- **THE REQUEST**: Can the data below be echoed back word for word?

- **PROVIDED DATA**:
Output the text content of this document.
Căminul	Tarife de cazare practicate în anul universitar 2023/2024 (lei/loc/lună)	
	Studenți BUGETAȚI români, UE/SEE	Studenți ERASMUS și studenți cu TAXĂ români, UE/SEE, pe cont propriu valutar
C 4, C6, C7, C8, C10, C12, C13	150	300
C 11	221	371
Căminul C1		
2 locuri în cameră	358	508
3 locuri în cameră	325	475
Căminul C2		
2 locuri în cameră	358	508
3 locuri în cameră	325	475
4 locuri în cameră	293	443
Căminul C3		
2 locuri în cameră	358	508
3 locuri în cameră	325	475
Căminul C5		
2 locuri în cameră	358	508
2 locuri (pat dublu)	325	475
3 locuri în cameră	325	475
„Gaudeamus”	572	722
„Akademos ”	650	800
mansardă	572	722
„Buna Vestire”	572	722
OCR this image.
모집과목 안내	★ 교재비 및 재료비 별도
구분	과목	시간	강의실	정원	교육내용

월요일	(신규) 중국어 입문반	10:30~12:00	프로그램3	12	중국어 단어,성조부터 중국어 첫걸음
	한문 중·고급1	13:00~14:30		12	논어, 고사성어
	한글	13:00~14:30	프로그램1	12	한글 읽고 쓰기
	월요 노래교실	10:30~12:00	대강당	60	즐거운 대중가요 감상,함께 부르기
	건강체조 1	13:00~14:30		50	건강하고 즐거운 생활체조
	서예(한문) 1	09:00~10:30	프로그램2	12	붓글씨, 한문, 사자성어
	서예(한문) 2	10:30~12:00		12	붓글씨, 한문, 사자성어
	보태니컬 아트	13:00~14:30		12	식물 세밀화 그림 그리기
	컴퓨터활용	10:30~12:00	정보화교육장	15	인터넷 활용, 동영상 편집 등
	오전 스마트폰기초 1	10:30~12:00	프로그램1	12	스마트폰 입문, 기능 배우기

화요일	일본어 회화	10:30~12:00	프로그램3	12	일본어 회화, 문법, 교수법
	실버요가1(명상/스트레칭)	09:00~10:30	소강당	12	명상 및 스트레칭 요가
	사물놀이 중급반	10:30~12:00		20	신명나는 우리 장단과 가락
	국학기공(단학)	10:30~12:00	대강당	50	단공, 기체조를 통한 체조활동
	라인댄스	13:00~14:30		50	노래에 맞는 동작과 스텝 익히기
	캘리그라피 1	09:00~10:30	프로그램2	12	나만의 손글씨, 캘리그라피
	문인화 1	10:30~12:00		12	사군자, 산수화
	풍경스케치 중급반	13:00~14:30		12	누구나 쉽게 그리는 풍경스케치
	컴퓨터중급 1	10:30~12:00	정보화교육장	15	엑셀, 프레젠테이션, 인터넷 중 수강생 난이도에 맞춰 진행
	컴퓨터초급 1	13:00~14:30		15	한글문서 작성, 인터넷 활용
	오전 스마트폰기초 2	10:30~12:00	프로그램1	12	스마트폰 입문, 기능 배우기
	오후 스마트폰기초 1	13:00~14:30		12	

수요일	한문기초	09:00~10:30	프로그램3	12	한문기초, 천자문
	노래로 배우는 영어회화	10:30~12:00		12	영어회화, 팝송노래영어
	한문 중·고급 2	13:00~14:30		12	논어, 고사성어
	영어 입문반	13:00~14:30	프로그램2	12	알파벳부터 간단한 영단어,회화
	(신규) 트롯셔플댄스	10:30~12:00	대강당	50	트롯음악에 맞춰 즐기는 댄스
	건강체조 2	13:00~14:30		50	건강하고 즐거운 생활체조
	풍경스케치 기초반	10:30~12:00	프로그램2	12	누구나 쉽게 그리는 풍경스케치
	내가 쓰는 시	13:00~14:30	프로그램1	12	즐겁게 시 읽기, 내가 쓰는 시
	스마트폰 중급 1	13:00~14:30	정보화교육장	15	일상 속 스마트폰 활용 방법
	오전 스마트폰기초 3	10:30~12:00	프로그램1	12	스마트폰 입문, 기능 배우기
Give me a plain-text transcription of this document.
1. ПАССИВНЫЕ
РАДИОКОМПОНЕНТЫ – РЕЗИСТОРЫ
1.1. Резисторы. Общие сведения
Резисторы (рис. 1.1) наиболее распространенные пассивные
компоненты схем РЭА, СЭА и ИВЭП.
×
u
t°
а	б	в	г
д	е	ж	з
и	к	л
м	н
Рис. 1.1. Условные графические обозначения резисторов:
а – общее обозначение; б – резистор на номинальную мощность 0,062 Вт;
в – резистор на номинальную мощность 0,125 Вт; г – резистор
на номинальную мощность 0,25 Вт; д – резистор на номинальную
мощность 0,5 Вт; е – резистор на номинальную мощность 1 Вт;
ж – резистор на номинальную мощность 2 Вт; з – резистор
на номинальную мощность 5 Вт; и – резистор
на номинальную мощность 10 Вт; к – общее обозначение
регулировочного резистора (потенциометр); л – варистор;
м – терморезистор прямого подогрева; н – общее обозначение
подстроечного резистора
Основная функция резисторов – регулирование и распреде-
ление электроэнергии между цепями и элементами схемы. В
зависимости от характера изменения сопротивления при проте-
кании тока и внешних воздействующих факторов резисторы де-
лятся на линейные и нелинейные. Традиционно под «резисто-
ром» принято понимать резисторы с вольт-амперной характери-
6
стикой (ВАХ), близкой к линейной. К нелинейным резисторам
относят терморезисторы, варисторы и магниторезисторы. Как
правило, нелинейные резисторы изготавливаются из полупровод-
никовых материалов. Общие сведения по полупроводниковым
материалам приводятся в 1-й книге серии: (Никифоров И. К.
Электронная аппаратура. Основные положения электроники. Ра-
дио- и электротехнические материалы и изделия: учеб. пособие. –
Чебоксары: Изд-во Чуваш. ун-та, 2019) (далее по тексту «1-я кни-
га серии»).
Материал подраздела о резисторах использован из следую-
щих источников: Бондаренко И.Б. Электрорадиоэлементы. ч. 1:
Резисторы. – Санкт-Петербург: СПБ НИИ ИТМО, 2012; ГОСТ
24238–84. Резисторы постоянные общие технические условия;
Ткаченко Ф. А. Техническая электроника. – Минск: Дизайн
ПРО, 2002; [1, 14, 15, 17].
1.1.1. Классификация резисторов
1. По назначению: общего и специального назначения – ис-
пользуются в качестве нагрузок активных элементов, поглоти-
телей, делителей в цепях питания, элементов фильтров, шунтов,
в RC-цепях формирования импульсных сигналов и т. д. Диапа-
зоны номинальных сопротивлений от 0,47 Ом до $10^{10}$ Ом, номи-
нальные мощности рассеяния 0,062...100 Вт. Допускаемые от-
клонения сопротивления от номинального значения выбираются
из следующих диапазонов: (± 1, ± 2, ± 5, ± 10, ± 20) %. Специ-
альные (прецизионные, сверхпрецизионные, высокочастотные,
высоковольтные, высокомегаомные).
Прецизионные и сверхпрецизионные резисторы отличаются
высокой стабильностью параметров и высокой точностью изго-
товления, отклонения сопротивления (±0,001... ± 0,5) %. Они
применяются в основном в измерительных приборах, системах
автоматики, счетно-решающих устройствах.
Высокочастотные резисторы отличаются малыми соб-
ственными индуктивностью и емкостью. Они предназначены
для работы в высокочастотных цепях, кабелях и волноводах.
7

- **COMPLETE ANSWER**:
Output the text content of this document.
Căminul	Tarife de cazare practicate în anul universitar 2023/2024 (lei/loc/lună)	
	Studenți BUGETAȚI români, UE/SEE	Studenți ERASMUS și studenți cu TAXĂ români, UE/SEE, pe cont propriu valutar
C 4, C6, C7, C8, C10, C12, C13	150	300
C 11	221	371
Căminul C1		
2 locuri în cameră	358	508
3 locuri în cameră	325	475
Căminul C2		
2 locuri în cameră	358	508
3 locuri în cameră	325	475
4 locuri în cameră	293	443
Căminul C3		
2 locuri în cameră	358	508
3 locuri în cameră	325	475
Căminul C5		
2 locuri în cameră	358	508
2 locuri (pat dublu)	325	475
3 locuri în cameră	325	475
„Gaudeamus”	572	722
„Akademos ”	650	800
mansardă	572	722
„Buna Vestire”	572	722
OCR this image.
모집과목 안내	★ 교재비 및 재료비 별도
구분	과목	시간	강의실	정원	교육내용

월요일	(신규) 중국어 입문반	10:30~12:00	프로그램3	12	중국어 단어,성조부터 중국어 첫걸음
	한문 중·고급1	13:00~14:30		12	논어, 고사성어
	한글	13:00~14:30	프로그램1	12	한글 읽고 쓰기
	월요 노래교실	10:30~12:00	대강당	60	즐거운 대중가요 감상,함께 부르기
	건강체조 1	13:00~14:30		50	건강하고 즐거운 생활체조
	서예(한문) 1	09:00~10:30	프로그램2	12	붓글씨, 한문, 사자성어
	서예(한문) 2	10:30~12:00		12	붓글씨, 한문, 사자성어
	보태니컬 아트	13:00~14:30		12	식물 세밀화 그림 그리기
	컴퓨터활용	10:30~12:00	정보화교육장	15	인터넷 활용, 동영상 편집 등
	오전 스마트폰기초 1	10:30~12:00	프로그램1	12	스마트폰 입문, 기능 배우기

화요일	일본어 회화	10:30~12:00	프로그램3	12	일본어 회화, 문법, 교수법
	실버요가1(명상/스트레칭)	09:00~10:30	소강당	12	명상 및 스트레칭 요가
	사물놀이 중급반	10:30~12:00		20	신명나는 우리 장단과 가락
	국학기공(단학)	10:30~12:00	대강당	50	단공, 기체조를 통한 체조활동
	라인댄스	13:00~14:30		50	노래에 맞는 동작과 스텝 익히기
	캘리그라피 1	09:00~10:30	프로그램2	12	나만의 손글씨, 캘리그라피
	문인화 1	10:30~12:00		12	사군자, 산수화
	풍경스케치 중급반	13:00~14:30		12	누구나 쉽게 그리는 풍경스케치
	컴퓨터중급 1	10:30~12:00	정보화교육장	15	엑셀, 프레젠테이션, 인터넷 중 수강생 난이도에 맞춰 진행
	컴퓨터초급 1	13:00~14:30		15	한글문서 작성, 인터넷 활용
	오전 스마트폰기초 2	10:30~12:00	프로그램1	12	스마트폰 입문, 기능 배우기
	오후 스마트폰기초 1	13:00~14:30		12	

수요일	한문기초	09:00~10:30	프로그램3	12	한문기초, 천자문
	노래로 배우는 영어회화	10:30~12:00		12	영어회화, 팝송노래영어
	한문 중·고급 2	13:00~14:30		12	논어, 고사성어
	영어 입문반	13:00~14:30	프로그램2	12	알파벳부터 간단한 영단어,회화
	(신규) 트롯셔플댄스	10:30~12:00	대강당	50	트롯음악에 맞춰 즐기는 댄스
	건강체조 2	13:00~14:30		50	건강하고 즐거운 생활체조
	풍경스케치 기초반	10:30~12:00	프로그램2	12	누구나 쉽게 그리는 풍경스케치
	내가 쓰는 시	13:00~14:30	프로그램1	12	즐겁게 시 읽기, 내가 쓰는 시
	스마트폰 중급 1	13:00~14:30	정보화교육장	15	일상 속 스마트폰 활용 방법
	오전 스마트폰기초 3	10:30~12:00	프로그램1	12	스마트폰 입문, 기능 배우기
Give me a plain-text transcription of this document.
1. ПАССИВНЫЕ
РАДИОКОМПОНЕНТЫ – РЕЗИСТОРЫ
1.1. Резисторы. Общие сведения
Резисторы (рис. 1.1) наиболее распространенные пассивные
компоненты схем РЭА, СЭА и ИВЭП.
×
u
t°
а	б	в	г
д	е	ж	з
и	к	л
м	н
Рис. 1.1. Условные графические обозначения резисторов:
а – общее обозначение; б – резистор на номинальную мощность 0,062 Вт;
в – резистор на номинальную мощность 0,125 Вт; г – резистор
на номинальную мощность 0,25 Вт; д – резистор на номинальную
мощность 0,5 Вт; е – резистор на номинальную мощность 1 Вт;
ж – резистор на номинальную мощность 2 Вт; з – резистор
на номинальную мощность 5 Вт; и – резистор
на номинальную мощность 10 Вт; к – общее обозначение
регулировочного резистора (потенциометр); л – варистор;
м – терморезистор прямого подогрева; н – общее обозначение
подстроечного резистора
Основная функция резисторов – регулирование и распреде-
ление электроэнергии между цепями и элементами схемы. В
зависимости от характера изменения сопротивления при проте-
кании тока и внешних воздействующих факторов резисторы де-
лятся на линейные и нелинейные. Традиционно под «резисто-
ром» принято понимать резисторы с вольт-амперной характери-
6
стикой (ВАХ), близкой к линейной. К нелинейным резисторам
относят терморезисторы, варисторы и магниторезисторы. Как
правило, нелинейные резисторы изготавливаются из полупровод-
никовых материалов. Общие сведения по полупроводниковым
материалам приводятся в 1-й книге серии: (Никифоров И. К.
Электронная аппаратура. Основные положения электроники. Ра-
дио- и электротехнические материалы и изделия: учеб. пособие. –
Чебоксары: Изд-во Чуваш. ун-та, 2019) (далее по тексту «1-я кни-
га серии»).
Материал подраздела о резисторах использован из следую-
щих источников: Бондаренко И.Б. Электрорадиоэлементы. ч. 1:
Резисторы. – Санкт-Петербург: СПБ НИИ ИТМО, 2012; ГОСТ
24238–84. Резисторы постоянные общие технические условия;
Ткаченко Ф. А. Техническая электроника. – Минск: Дизайн
ПРО, 2002; [1, 14, 15, 17].
1.1.1. Классификация резисторов
1. По назначению: общего и специального назначения – ис-
пользуются в качестве нагрузок активных элементов, поглоти-
телей, делителей в цепях питания, элементов фильтров, шунтов,
в RC-цепях формирования импульсных сигналов и т. д. Диапа-
зоны номинальных сопротивлений от 0,47 Ом до $10^{10}$ Ом, номи-
нальные мощности рассеяния 0,062...100 Вт. Допускаемые от-
клонения сопротивления от номинального значения выбираются
из следующих диапазонов: (± 1, ± 2, ± 5, ± 10, ± 20) %. Специ-
альные (прецизионные, сверхпрецизионные, высокочастотные,
высоковольтные, высокомегаомные).
Прецизионные и сверхпрецизионные резисторы отличаются
высокой стабильностью параметров и высокой точностью изго-
товления, отклонения сопротивления (±0,001... ± 0,5) %. Они
применяются в основном в измерительных приборах, системах
автоматики, счетно-решающих устройствах.
Высокочастотные резисторы отличаются малыми соб-
ственными индуктивностью и емкостью. Они предназначены
для работы в высокочастотных цепях, кабелях и волноводах.
7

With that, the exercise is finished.